Work instructions
Pictures in the records should not be copied, but every other part must be repeated exactly.

Given data
+++++

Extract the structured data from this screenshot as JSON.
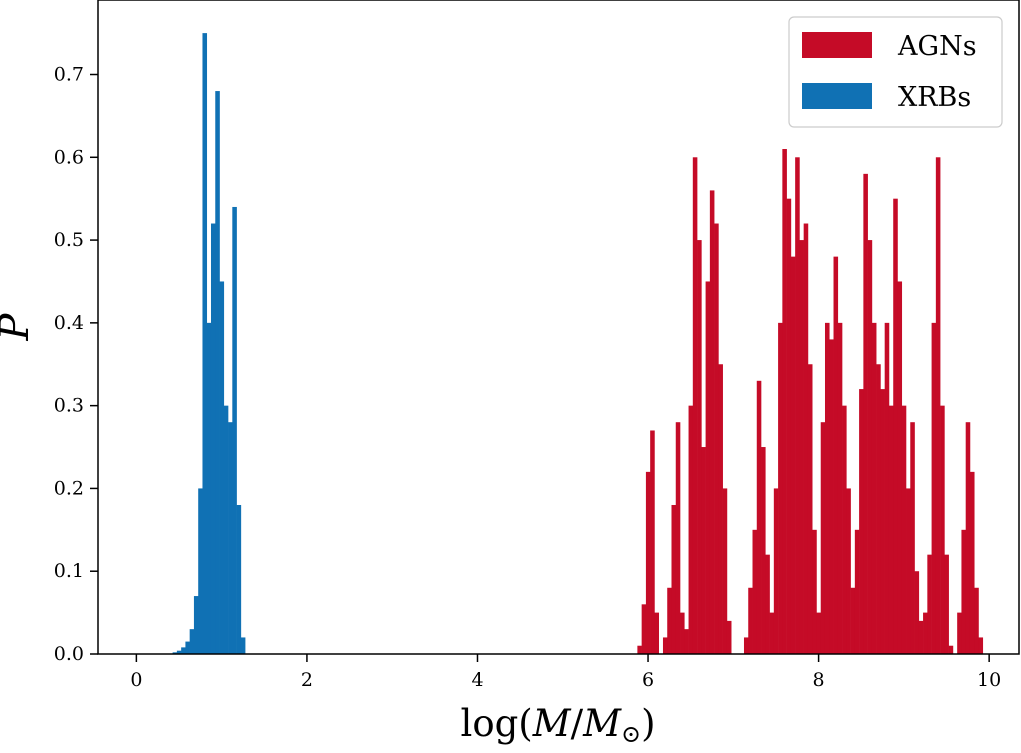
{
  "chart_data": {
    "type": "bar",
    "title": "",
    "xlabel": "log(M/M⊙)",
    "ylabel": "P",
    "xlim": [
      -0.45,
      10.35
    ],
    "ylim": [
      0.0,
      0.79
    ],
    "xticks": [
      0,
      2,
      4,
      6,
      8,
      10
    ],
    "yticks": [
      0.0,
      0.1,
      0.2,
      0.3,
      0.4,
      0.5,
      0.6,
      0.7
    ],
    "ytick_labels": [
      "0.0",
      "0.1",
      "0.2",
      "0.3",
      "0.4",
      "0.5",
      "0.6",
      "0.7"
    ],
    "grid": false,
    "legend_position": "top-right",
    "series": [
      {
        "name": "AGNs",
        "color": "#c50b27",
        "x": [
          5.9,
          5.95,
          6.0,
          6.05,
          6.1,
          6.15,
          6.2,
          6.25,
          6.3,
          6.35,
          6.4,
          6.45,
          6.5,
          6.55,
          6.6,
          6.65,
          6.7,
          6.75,
          6.8,
          6.85,
          6.9,
          6.95,
          7.0,
          7.05,
          7.1,
          7.15,
          7.2,
          7.25,
          7.3,
          7.35,
          7.4,
          7.45,
          7.5,
          7.55,
          7.6,
          7.65,
          7.7,
          7.75,
          7.8,
          7.85,
          7.9,
          7.95,
          8.0,
          8.05,
          8.1,
          8.15,
          8.2,
          8.25,
          8.3,
          8.35,
          8.4,
          8.45,
          8.5,
          8.55,
          8.6,
          8.65,
          8.7,
          8.75,
          8.8,
          8.85,
          8.9,
          8.95,
          9.0,
          9.05,
          9.1,
          9.15,
          9.2,
          9.25,
          9.3,
          9.35,
          9.4,
          9.45,
          9.5,
          9.55,
          9.6,
          9.65,
          9.7,
          9.75,
          9.8,
          9.85,
          9.9,
          9.95
        ],
        "values": [
          0.01,
          0.06,
          0.22,
          0.27,
          0.05,
          0.0,
          0.02,
          0.08,
          0.18,
          0.28,
          0.05,
          0.03,
          0.3,
          0.6,
          0.5,
          0.25,
          0.45,
          0.56,
          0.52,
          0.35,
          0.2,
          0.04,
          0.0,
          0.0,
          0.0,
          0.02,
          0.08,
          0.15,
          0.33,
          0.25,
          0.12,
          0.05,
          0.2,
          0.4,
          0.61,
          0.55,
          0.48,
          0.6,
          0.5,
          0.52,
          0.35,
          0.15,
          0.05,
          0.28,
          0.4,
          0.38,
          0.48,
          0.4,
          0.3,
          0.2,
          0.08,
          0.15,
          0.32,
          0.58,
          0.5,
          0.4,
          0.35,
          0.32,
          0.4,
          0.3,
          0.55,
          0.45,
          0.3,
          0.2,
          0.28,
          0.1,
          0.04,
          0.05,
          0.12,
          0.4,
          0.6,
          0.3,
          0.12,
          0.01,
          0.0,
          0.05,
          0.15,
          0.28,
          0.22,
          0.08,
          0.02,
          0.0
        ]
      },
      {
        "name": "XRBs",
        "color": "#1071b4",
        "x": [
          0.4,
          0.45,
          0.5,
          0.55,
          0.6,
          0.65,
          0.7,
          0.75,
          0.8,
          0.85,
          0.9,
          0.95,
          1.0,
          1.05,
          1.1,
          1.15,
          1.2,
          1.25,
          1.3
        ],
        "values": [
          0.0,
          0.002,
          0.004,
          0.008,
          0.015,
          0.03,
          0.07,
          0.2,
          0.75,
          0.4,
          0.52,
          0.68,
          0.45,
          0.3,
          0.28,
          0.54,
          0.18,
          0.02,
          0.0
        ]
      }
    ]
  }
}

+++++

Correct result
Extract the structured data from this screenshot as JSON.
{
  "chart_data": {
    "type": "bar",
    "title": "",
    "xlabel": "log(M/M⊙)",
    "ylabel": "P",
    "xlim": [
      -0.45,
      10.35
    ],
    "ylim": [
      0.0,
      0.79
    ],
    "xticks": [
      0,
      2,
      4,
      6,
      8,
      10
    ],
    "yticks": [
      0.0,
      0.1,
      0.2,
      0.3,
      0.4,
      0.5,
      0.6,
      0.7
    ],
    "ytick_labels": [
      "0.0",
      "0.1",
      "0.2",
      "0.3",
      "0.4",
      "0.5",
      "0.6",
      "0.7"
    ],
    "grid": false,
    "legend_position": "top-right",
    "series": [
      {
        "name": "AGNs",
        "color": "#c50b27",
        "x": [
          5.9,
          5.95,
          6.0,
          6.05,
          6.1,
          6.15,
          6.2,
          6.25,
          6.3,
          6.35,
          6.4,
          6.45,
          6.5,
          6.55,
          6.6,
          6.65,
          6.7,
          6.75,
          6.8,
          6.85,
          6.9,
          6.95,
          7.0,
          7.05,
          7.1,
          7.15,
          7.2,
          7.25,
          7.3,
          7.35,
          7.4,
          7.45,
          7.5,
          7.55,
          7.6,
          7.65,
          7.7,
          7.75,
          7.8,
          7.85,
          7.9,
          7.95,
          8.0,
          8.05,
          8.1,
          8.15,
          8.2,
          8.25,
          8.3,
          8.35,
          8.4,
          8.45,
          8.5,
          8.55,
          8.6,
          8.65,
          8.7,
          8.75,
          8.8,
          8.85,
          8.9,
          8.95,
          9.0,
          9.05,
          9.1,
          9.15,
          9.2,
          9.25,
          9.3,
          9.35,
          9.4,
          9.45,
          9.5,
          9.55,
          9.6,
          9.65,
          9.7,
          9.75,
          9.8,
          9.85,
          9.9,
          9.95
        ],
        "values": [
          0.01,
          0.06,
          0.22,
          0.27,
          0.05,
          0.0,
          0.02,
          0.08,
          0.18,
          0.28,
          0.05,
          0.03,
          0.3,
          0.6,
          0.5,
          0.25,
          0.45,
          0.56,
          0.52,
          0.35,
          0.2,
          0.04,
          0.0,
          0.0,
          0.0,
          0.02,
          0.08,
          0.15,
          0.33,
          0.25,
          0.12,
          0.05,
          0.2,
          0.4,
          0.61,
          0.55,
          0.48,
          0.6,
          0.5,
          0.52,
          0.35,
          0.15,
          0.05,
          0.28,
          0.4,
          0.38,
          0.48,
          0.4,
          0.3,
          0.2,
          0.08,
          0.15,
          0.32,
          0.58,
          0.5,
          0.4,
          0.35,
          0.32,
          0.4,
          0.3,
          0.55,
          0.45,
          0.3,
          0.2,
          0.28,
          0.1,
          0.04,
          0.05,
          0.12,
          0.4,
          0.6,
          0.3,
          0.12,
          0.01,
          0.0,
          0.05,
          0.15,
          0.28,
          0.22,
          0.08,
          0.02,
          0.0
        ]
      },
      {
        "name": "XRBs",
        "color": "#1071b4",
        "x": [
          0.4,
          0.45,
          0.5,
          0.55,
          0.6,
          0.65,
          0.7,
          0.75,
          0.8,
          0.85,
          0.9,
          0.95,
          1.0,
          1.05,
          1.1,
          1.15,
          1.2,
          1.25,
          1.3
        ],
        "values": [
          0.0,
          0.002,
          0.004,
          0.008,
          0.015,
          0.03,
          0.07,
          0.2,
          0.75,
          0.4,
          0.52,
          0.68,
          0.45,
          0.3,
          0.28,
          0.54,
          0.18,
          0.02,
          0.0
        ]
      }
    ]
  }
}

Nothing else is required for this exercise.